*Kutipan:*
▶

Ia menyadari bahwa kecantikan fisik dan harta benda (uang) tidak akan berarti
jika tidak disertai dengan budi yang baik, dan rasa cinta, kasih sayang dengan
sesama.
Selain tema cinta dan uang itu, ia juga menulis
tema kehidupan dan selebihnya nasihat-nasihat serta buah pikiran. Dalam pantun
tersebut sekaligus tercerminkan kondisi sosial masyarakat China peranakan yang
hidup lebih sederhana.
Ang Bang
Tjiong memilih jalur sastra dalam bentuk pantun/puisi
untuk mencurahkan isi hatinya. Ang Bang Tjong menulis sajak-sajak/Pantun
dengan mencampuradukkan bahasa Melayu dengan bahasa Makassar!
Misalnya :
Naik gunung Butta Makale,
Jual sarung jai taralle (jai taralle: banyak
laku/terjual),
Jikalau tuan aqballe-balle (aqballe-balle:
berbohong/dusta),
Tentu saya jadi capele (capele: kecewa ).

◀

*Informasi yang Tersedia:*
▶

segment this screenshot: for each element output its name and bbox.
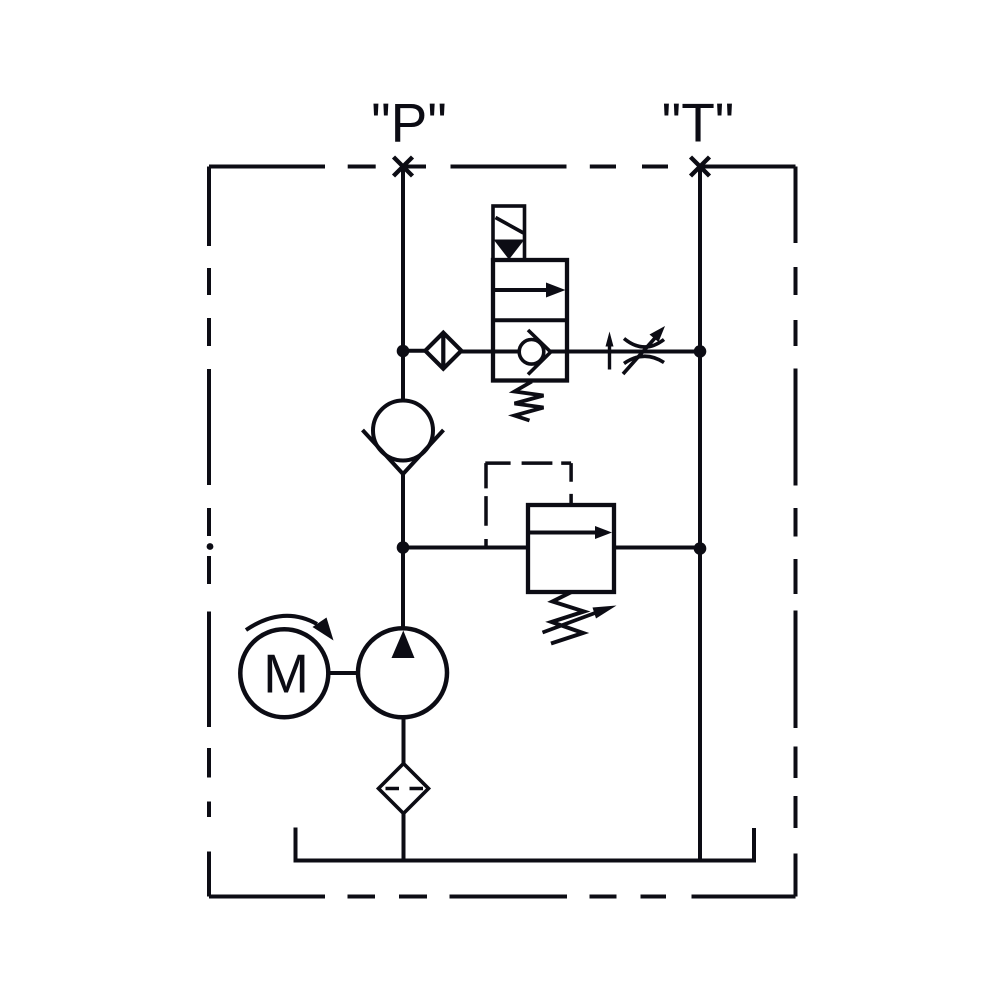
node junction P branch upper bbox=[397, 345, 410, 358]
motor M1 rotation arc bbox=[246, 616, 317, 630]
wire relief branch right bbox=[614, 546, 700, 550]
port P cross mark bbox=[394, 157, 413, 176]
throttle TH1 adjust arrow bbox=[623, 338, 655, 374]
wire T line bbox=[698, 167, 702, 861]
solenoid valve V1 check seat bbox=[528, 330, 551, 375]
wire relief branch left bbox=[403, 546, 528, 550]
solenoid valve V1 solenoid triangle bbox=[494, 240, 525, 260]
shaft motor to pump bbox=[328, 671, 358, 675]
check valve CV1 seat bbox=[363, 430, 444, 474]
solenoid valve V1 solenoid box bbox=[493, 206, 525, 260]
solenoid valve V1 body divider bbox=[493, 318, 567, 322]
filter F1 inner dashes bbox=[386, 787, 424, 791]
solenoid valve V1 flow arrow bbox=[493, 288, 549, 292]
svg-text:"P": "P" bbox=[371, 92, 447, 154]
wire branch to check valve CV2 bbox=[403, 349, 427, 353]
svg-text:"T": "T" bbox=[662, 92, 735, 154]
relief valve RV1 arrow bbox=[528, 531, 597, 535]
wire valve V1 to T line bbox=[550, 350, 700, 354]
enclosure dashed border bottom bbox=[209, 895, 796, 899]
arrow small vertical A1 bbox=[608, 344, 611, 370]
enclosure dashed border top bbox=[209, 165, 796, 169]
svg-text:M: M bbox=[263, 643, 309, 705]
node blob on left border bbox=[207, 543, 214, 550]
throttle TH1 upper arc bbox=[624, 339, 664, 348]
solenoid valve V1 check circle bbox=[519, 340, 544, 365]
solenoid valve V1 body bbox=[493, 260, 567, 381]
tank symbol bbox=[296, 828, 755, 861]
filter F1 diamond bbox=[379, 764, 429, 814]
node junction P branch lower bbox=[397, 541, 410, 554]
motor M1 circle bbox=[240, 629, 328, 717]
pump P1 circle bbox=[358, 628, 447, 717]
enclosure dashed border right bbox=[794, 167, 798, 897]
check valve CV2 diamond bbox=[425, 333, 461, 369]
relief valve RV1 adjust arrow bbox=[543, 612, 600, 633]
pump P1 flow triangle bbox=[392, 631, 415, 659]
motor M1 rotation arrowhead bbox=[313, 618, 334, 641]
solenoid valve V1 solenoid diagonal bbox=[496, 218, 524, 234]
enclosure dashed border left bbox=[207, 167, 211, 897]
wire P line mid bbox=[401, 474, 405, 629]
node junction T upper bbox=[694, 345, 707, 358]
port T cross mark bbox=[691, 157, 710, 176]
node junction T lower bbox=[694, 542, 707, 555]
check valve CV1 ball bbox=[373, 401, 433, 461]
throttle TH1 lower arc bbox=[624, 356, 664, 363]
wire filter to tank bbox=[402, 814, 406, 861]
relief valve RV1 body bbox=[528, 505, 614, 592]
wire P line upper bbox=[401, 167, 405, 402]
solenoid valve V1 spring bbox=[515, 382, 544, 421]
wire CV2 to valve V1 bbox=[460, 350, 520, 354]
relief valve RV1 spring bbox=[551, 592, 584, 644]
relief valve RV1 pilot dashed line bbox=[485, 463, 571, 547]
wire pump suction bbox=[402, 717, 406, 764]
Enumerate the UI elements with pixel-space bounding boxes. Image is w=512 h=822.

◀

*Soal Latihan:*
1 > Sebutkan semua kata bahasa Makassar dalam kutipan yang artinya dijelaskan di dalam tanda kurung, beserta artinya.
2 > Ubah bagian kutipan mulai dari "Selain tema cinta" sampai dengan "dengan bahasa Makassar!" dengan mengganti "bahasa Melayu" menjadi "bahasa Indonesia".
3 > Menurut kutipan, kondisi sosial masyarakat mana yang tercermin dalam pantun tersebut?
Baris-baris data di atas adalah bahan tersendiri yang terpisah dari kutipan.

*Jawaban Latihan:*
1 > jai taralle (banyak laku/terjual), aqballe-balle (berbohong/dusta), capele (kecewa)

2 >
Selain tema cinta dan uang itu, ia juga menulis
tema kehidupan dan selebihnya nasihat-nasihat serta buah pikiran. Dalam pantun
tersebut sekaligus tercerminkan kondisi sosial masyarakat China peranakan yang
hidup lebih sederhana.
Ang Bang
Tjiong memilih jalur sastra dalam bentuk pantun/puisi
untuk mencurahkan isi hatinya. Ang Bang Tjong menulis sajak-sajak/Pantun
dengan mencampuradukkan bahasa Indonesia dengan bahasa Makassar!

3 > Kondisi sosial masyarakat China peranakan yang hidup lebih sederhana.